-- OBJECTIVE --
Can you transcribe every record below exactly as it appears?

>> BEGIN DATASET RECORDS

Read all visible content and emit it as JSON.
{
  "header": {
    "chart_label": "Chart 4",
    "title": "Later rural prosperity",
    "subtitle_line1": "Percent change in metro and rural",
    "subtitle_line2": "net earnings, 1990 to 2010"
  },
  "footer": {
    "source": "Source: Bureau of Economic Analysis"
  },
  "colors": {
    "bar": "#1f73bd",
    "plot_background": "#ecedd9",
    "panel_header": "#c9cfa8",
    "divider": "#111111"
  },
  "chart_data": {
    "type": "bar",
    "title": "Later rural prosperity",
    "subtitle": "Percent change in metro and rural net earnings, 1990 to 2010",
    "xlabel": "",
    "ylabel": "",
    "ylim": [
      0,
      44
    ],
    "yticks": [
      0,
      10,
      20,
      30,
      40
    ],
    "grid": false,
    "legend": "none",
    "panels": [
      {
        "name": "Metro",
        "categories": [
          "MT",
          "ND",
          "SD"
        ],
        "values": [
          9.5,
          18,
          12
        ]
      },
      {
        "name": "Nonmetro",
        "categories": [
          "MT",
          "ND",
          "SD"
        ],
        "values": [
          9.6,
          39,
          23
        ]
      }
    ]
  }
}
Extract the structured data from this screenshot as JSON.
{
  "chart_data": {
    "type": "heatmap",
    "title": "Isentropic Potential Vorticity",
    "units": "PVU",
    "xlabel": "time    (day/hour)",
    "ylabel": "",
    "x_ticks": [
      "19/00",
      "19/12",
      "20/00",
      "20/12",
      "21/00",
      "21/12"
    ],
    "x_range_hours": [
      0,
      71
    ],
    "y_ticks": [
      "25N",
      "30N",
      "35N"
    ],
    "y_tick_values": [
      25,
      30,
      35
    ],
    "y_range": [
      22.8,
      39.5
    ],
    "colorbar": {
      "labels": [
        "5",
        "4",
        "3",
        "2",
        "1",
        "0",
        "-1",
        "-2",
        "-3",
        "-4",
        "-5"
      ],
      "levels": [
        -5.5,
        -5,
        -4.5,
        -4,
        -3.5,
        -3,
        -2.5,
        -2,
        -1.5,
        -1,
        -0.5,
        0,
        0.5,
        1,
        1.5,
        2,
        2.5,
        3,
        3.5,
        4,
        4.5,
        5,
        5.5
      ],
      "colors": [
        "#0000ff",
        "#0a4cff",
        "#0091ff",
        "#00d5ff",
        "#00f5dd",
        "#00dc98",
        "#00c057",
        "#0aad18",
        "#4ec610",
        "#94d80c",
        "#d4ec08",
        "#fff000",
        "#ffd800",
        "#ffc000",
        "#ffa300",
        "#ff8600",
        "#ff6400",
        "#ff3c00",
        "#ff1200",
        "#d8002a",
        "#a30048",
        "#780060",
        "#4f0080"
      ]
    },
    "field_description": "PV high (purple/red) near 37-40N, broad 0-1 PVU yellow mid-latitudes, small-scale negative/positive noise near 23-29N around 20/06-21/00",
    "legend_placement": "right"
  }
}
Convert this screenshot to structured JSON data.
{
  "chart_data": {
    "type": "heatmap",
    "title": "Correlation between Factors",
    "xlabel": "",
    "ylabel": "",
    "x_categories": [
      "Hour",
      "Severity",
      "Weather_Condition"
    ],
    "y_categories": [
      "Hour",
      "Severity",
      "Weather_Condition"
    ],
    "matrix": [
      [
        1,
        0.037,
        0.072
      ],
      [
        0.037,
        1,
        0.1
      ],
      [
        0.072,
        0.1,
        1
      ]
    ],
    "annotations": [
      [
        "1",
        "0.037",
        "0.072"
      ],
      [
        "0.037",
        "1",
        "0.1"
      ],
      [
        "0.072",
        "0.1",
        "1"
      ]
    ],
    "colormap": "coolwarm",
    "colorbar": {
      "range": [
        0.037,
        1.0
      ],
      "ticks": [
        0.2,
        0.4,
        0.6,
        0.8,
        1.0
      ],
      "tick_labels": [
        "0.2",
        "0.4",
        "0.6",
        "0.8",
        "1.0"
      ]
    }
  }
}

>> END DATASET RECORDS

-- THE RESPONSE --
Read all visible content and emit it as JSON.
{
  "header": {
    "chart_label": "Chart 4",
    "title": "Later rural prosperity",
    "subtitle_line1": "Percent change in metro and rural",
    "subtitle_line2": "net earnings, 1990 to 2010"
  },
  "footer": {
    "source": "Source: Bureau of Economic Analysis"
  },
  "colors": {
    "bar": "#1f73bd",
    "plot_background": "#ecedd9",
    "panel_header": "#c9cfa8",
    "divider": "#111111"
  },
  "chart_data": {
    "type": "bar",
    "title": "Later rural prosperity",
    "subtitle": "Percent change in metro and rural net earnings, 1990 to 2010",
    "xlabel": "",
    "ylabel": "",
    "ylim": [
      0,
      44
    ],
    "yticks": [
      0,
      10,
      20,
      30,
      40
    ],
    "grid": false,
    "legend": "none",
    "panels": [
      {
        "name": "Metro",
        "categories": [
          "MT",
          "ND",
          "SD"
        ],
        "values": [
          9.5,
          18,
          12
        ]
      },
      {
        "name": "Nonmetro",
        "categories": [
          "MT",
          "ND",
          "SD"
        ],
        "values": [
          9.6,
          39,
          23
        ]
      }
    ]
  }
}
Extract the structured data from this screenshot as JSON.
{
  "chart_data": {
    "type": "heatmap",
    "title": "Isentropic Potential Vorticity",
    "units": "PVU",
    "xlabel": "time    (day/hour)",
    "ylabel": "",
    "x_ticks": [
      "19/00",
      "19/12",
      "20/00",
      "20/12",
      "21/00",
      "21/12"
    ],
    "x_range_hours": [
      0,
      71
    ],
    "y_ticks": [
      "25N",
      "30N",
      "35N"
    ],
    "y_tick_values": [
      25,
      30,
      35
    ],
    "y_range": [
      22.8,
      39.5
    ],
    "colorbar": {
      "labels": [
        "5",
        "4",
        "3",
        "2",
        "1",
        "0",
        "-1",
        "-2",
        "-3",
        "-4",
        "-5"
      ],
      "levels": [
        -5.5,
        -5,
        -4.5,
        -4,
        -3.5,
        -3,
        -2.5,
        -2,
        -1.5,
        -1,
        -0.5,
        0,
        0.5,
        1,
        1.5,
        2,
        2.5,
        3,
        3.5,
        4,
        4.5,
        5,
        5.5
      ],
      "colors": [
        "#0000ff",
        "#0a4cff",
        "#0091ff",
        "#00d5ff",
        "#00f5dd",
        "#00dc98",
        "#00c057",
        "#0aad18",
        "#4ec610",
        "#94d80c",
        "#d4ec08",
        "#fff000",
        "#ffd800",
        "#ffc000",
        "#ffa300",
        "#ff8600",
        "#ff6400",
        "#ff3c00",
        "#ff1200",
        "#d8002a",
        "#a30048",
        "#780060",
        "#4f0080"
      ]
    },
    "field_description": "PV high (purple/red) near 37-40N, broad 0-1 PVU yellow mid-latitudes, small-scale negative/positive noise near 23-29N around 20/06-21/00",
    "legend_placement": "right"
  }
}
Convert this screenshot to structured JSON data.
{
  "chart_data": {
    "type": "heatmap",
    "title": "Correlation between Factors",
    "xlabel": "",
    "ylabel": "",
    "x_categories": [
      "Hour",
      "Severity",
      "Weather_Condition"
    ],
    "y_categories": [
      "Hour",
      "Severity",
      "Weather_Condition"
    ],
    "matrix": [
      [
        1,
        0.037,
        0.072
      ],
      [
        0.037,
        1,
        0.1
      ],
      [
        0.072,
        0.1,
        1
      ]
    ],
    "annotations": [
      [
        "1",
        "0.037",
        "0.072"
      ],
      [
        "0.037",
        "1",
        "0.1"
      ],
      [
        "0.072",
        "0.1",
        "1"
      ]
    ],
    "colormap": "coolwarm",
    "colorbar": {
      "range": [
        0.037,
        1.0
      ],
      "ticks": [
        0.2,
        0.4,
        0.6,
        0.8,
        1.0
      ],
      "tick_labels": [
        "0.2",
        "0.4",
        "0.6",
        "0.8",
        "1.0"
      ]
    }
  }
}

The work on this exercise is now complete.